To be done: Can you write out all the lines word for word, with no pictures?

Extracted data:
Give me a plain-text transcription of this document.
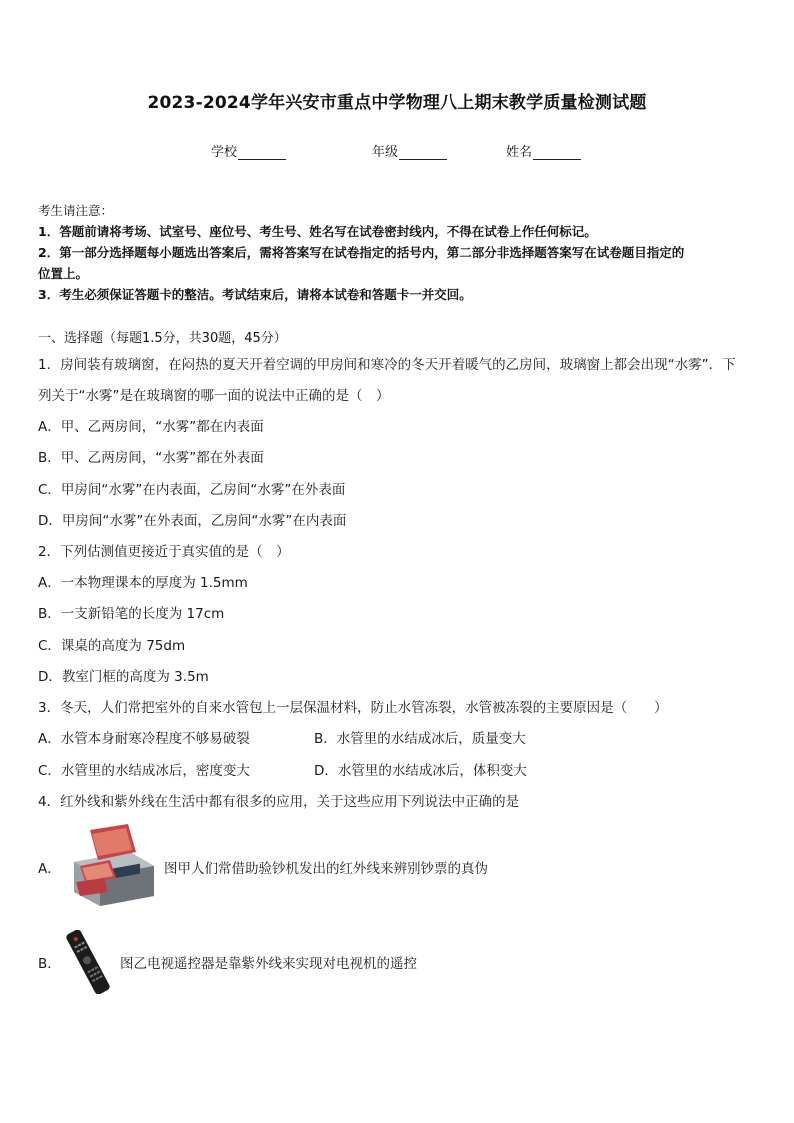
2023-2024学年兴安市重点中学物理八上期末教学质量检测试题
学校	年级	姓名
考生请注意：
1．答题前请将考场、试室号、座位号、考生号、姓名写在试卷密封线内，不得在试卷上作任何标记。
2．第一部分选择题每小题选出答案后，需将答案写在试卷指定的括号内，第二部分非选择题答案写在试卷题目指定的
位置上。
3．考生必须保证答题卡的整洁。考试结束后，请将本试卷和答题卡一并交回。
一、选择题（每题1.5分，共30题，45分）
1．房间装有玻璃窗，在闷热的夏天开着空调的甲房间和寒冷的冬天开着暖气的乙房间，玻璃窗上都会出现“水雾”．下
列关于“水雾”是在玻璃窗的哪一面的说法中正确的是（　）
A．甲、乙两房间，“水雾”都在内表面
B．甲、乙两房间，“水雾”都在外表面
C．甲房间“水雾”在内表面，乙房间“水雾”在外表面
D．甲房间“水雾”在外表面，乙房间“水雾”在内表面
2．下列估测值更接近于真实值的是（　）
A．一本物理课本的厚度为 1.5mm
B．一支新铅笔的长度为 17cm
C．课桌的高度为 75dm
D．教室门框的高度为 3.5m
3．冬天，人们常把室外的自来水管包上一层保温材料，防止水管冻裂，水管被冻裂的主要原因是（　　）
A．水管本身耐寒冷程度不够易破裂	B．水管里的水结成冰后，质量变大
C．水管里的水结成冰后，密度变大	D．水管里的水结成冰后，体积变大
4．红外线和紫外线在生活中都有很多的应用，关于这些应用下列说法中正确的是
A．	图甲人们常借助验钞机发出的红外线来辨别钞票的真伪
B．	图乙电视遥控器是靠紫外线来实现对电视机的遥控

The answer:
Give me a plain-text transcription of this document.
2023-2024学年兴安市重点中学物理八上期末教学质量检测试题
学校	年级	姓名
考生请注意：
1．答题前请将考场、试室号、座位号、考生号、姓名写在试卷密封线内，不得在试卷上作任何标记。
2．第一部分选择题每小题选出答案后，需将答案写在试卷指定的括号内，第二部分非选择题答案写在试卷题目指定的
位置上。
3．考生必须保证答题卡的整洁。考试结束后，请将本试卷和答题卡一并交回。
一、选择题（每题1.5分，共30题，45分）
1．房间装有玻璃窗，在闷热的夏天开着空调的甲房间和寒冷的冬天开着暖气的乙房间，玻璃窗上都会出现“水雾”．下
列关于“水雾”是在玻璃窗的哪一面的说法中正确的是（　）
A．甲、乙两房间，“水雾”都在内表面
B．甲、乙两房间，“水雾”都在外表面
C．甲房间“水雾”在内表面，乙房间“水雾”在外表面
D．甲房间“水雾”在外表面，乙房间“水雾”在内表面
2．下列估测值更接近于真实值的是（　）
A．一本物理课本的厚度为 1.5mm
B．一支新铅笔的长度为 17cm
C．课桌的高度为 75dm
D．教室门框的高度为 3.5m
3．冬天，人们常把室外的自来水管包上一层保温材料，防止水管冻裂，水管被冻裂的主要原因是（　　）
A．水管本身耐寒冷程度不够易破裂	B．水管里的水结成冰后，质量变大
C．水管里的水结成冰后，密度变大	D．水管里的水结成冰后，体积变大
4．红外线和紫外线在生活中都有很多的应用，关于这些应用下列说法中正确的是
A．	图甲人们常借助验钞机发出的红外线来辨别钞票的真伪
B．	图乙电视遥控器是靠紫外线来实现对电视机的遥控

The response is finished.